#### PROBLEM TO SOLVE
Exactly as given, repeat all of the entries.

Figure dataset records
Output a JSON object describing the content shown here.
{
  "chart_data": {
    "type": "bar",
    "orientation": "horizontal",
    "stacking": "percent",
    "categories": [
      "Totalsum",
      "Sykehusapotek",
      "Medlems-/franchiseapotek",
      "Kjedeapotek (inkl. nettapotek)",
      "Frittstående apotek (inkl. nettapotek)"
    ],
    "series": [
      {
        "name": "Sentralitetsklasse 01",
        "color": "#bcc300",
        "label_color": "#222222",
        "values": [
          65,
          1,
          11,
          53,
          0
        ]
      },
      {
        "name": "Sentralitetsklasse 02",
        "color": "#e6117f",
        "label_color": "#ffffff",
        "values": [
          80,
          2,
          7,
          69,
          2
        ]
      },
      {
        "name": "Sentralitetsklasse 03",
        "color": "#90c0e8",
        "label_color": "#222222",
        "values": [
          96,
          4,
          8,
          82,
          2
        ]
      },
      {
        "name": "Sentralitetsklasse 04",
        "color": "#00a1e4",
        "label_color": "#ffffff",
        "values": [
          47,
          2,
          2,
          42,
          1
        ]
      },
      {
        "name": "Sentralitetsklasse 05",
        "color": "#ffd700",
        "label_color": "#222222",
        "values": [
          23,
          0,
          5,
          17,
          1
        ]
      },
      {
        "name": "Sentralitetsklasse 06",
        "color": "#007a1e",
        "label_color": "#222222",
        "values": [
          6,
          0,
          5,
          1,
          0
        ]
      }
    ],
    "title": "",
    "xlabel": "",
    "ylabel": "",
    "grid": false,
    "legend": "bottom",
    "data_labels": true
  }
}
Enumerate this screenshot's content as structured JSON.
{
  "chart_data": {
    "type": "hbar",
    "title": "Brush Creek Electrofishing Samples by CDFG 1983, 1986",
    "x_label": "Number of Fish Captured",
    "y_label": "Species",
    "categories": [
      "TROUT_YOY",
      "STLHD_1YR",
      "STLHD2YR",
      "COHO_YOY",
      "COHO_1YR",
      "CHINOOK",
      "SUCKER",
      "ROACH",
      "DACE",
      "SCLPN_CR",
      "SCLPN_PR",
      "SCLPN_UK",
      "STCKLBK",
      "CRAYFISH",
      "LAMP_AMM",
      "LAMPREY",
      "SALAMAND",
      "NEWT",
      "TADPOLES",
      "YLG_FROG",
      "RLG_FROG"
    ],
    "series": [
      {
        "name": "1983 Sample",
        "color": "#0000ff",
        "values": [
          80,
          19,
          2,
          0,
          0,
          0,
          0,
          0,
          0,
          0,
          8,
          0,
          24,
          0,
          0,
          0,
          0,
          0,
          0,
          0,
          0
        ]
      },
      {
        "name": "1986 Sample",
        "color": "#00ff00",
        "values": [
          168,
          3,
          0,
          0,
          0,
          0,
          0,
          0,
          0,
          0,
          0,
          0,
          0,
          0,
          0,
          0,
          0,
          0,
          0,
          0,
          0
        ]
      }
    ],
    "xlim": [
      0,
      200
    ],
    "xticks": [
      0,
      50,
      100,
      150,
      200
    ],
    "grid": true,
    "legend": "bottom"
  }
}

#### ANSWER TO THE PROBLEM
Output a JSON object describing the content shown here.
{
  "chart_data": {
    "type": "bar",
    "orientation": "horizontal",
    "stacking": "percent",
    "categories": [
      "Totalsum",
      "Sykehusapotek",
      "Medlems-/franchiseapotek",
      "Kjedeapotek (inkl. nettapotek)",
      "Frittstående apotek (inkl. nettapotek)"
    ],
    "series": [
      {
        "name": "Sentralitetsklasse 01",
        "color": "#bcc300",
        "label_color": "#222222",
        "values": [
          65,
          1,
          11,
          53,
          0
        ]
      },
      {
        "name": "Sentralitetsklasse 02",
        "color": "#e6117f",
        "label_color": "#ffffff",
        "values": [
          80,
          2,
          7,
          69,
          2
        ]
      },
      {
        "name": "Sentralitetsklasse 03",
        "color": "#90c0e8",
        "label_color": "#222222",
        "values": [
          96,
          4,
          8,
          82,
          2
        ]
      },
      {
        "name": "Sentralitetsklasse 04",
        "color": "#00a1e4",
        "label_color": "#ffffff",
        "values": [
          47,
          2,
          2,
          42,
          1
        ]
      },
      {
        "name": "Sentralitetsklasse 05",
        "color": "#ffd700",
        "label_color": "#222222",
        "values": [
          23,
          0,
          5,
          17,
          1
        ]
      },
      {
        "name": "Sentralitetsklasse 06",
        "color": "#007a1e",
        "label_color": "#222222",
        "values": [
          6,
          0,
          5,
          1,
          0
        ]
      }
    ],
    "title": "",
    "xlabel": "",
    "ylabel": "",
    "grid": false,
    "legend": "bottom",
    "data_labels": true
  }
}
Enumerate this screenshot's content as structured JSON.
{
  "chart_data": {
    "type": "hbar",
    "title": "Brush Creek Electrofishing Samples by CDFG 1983, 1986",
    "x_label": "Number of Fish Captured",
    "y_label": "Species",
    "categories": [
      "TROUT_YOY",
      "STLHD_1YR",
      "STLHD2YR",
      "COHO_YOY",
      "COHO_1YR",
      "CHINOOK",
      "SUCKER",
      "ROACH",
      "DACE",
      "SCLPN_CR",
      "SCLPN_PR",
      "SCLPN_UK",
      "STCKLBK",
      "CRAYFISH",
      "LAMP_AMM",
      "LAMPREY",
      "SALAMAND",
      "NEWT",
      "TADPOLES",
      "YLG_FROG",
      "RLG_FROG"
    ],
    "series": [
      {
        "name": "1983 Sample",
        "color": "#0000ff",
        "values": [
          80,
          19,
          2,
          0,
          0,
          0,
          0,
          0,
          0,
          0,
          8,
          0,
          24,
          0,
          0,
          0,
          0,
          0,
          0,
          0,
          0
        ]
      },
      {
        "name": "1986 Sample",
        "color": "#00ff00",
        "values": [
          168,
          3,
          0,
          0,
          0,
          0,
          0,
          0,
          0,
          0,
          0,
          0,
          0,
          0,
          0,
          0,
          0,
          0,
          0,
          0,
          0
        ]
      }
    ],
    "xlim": [
      0,
      200
    ],
    "xticks": [
      0,
      50,
      100,
      150,
      200
    ],
    "grid": true,
    "legend": "bottom"
  }
}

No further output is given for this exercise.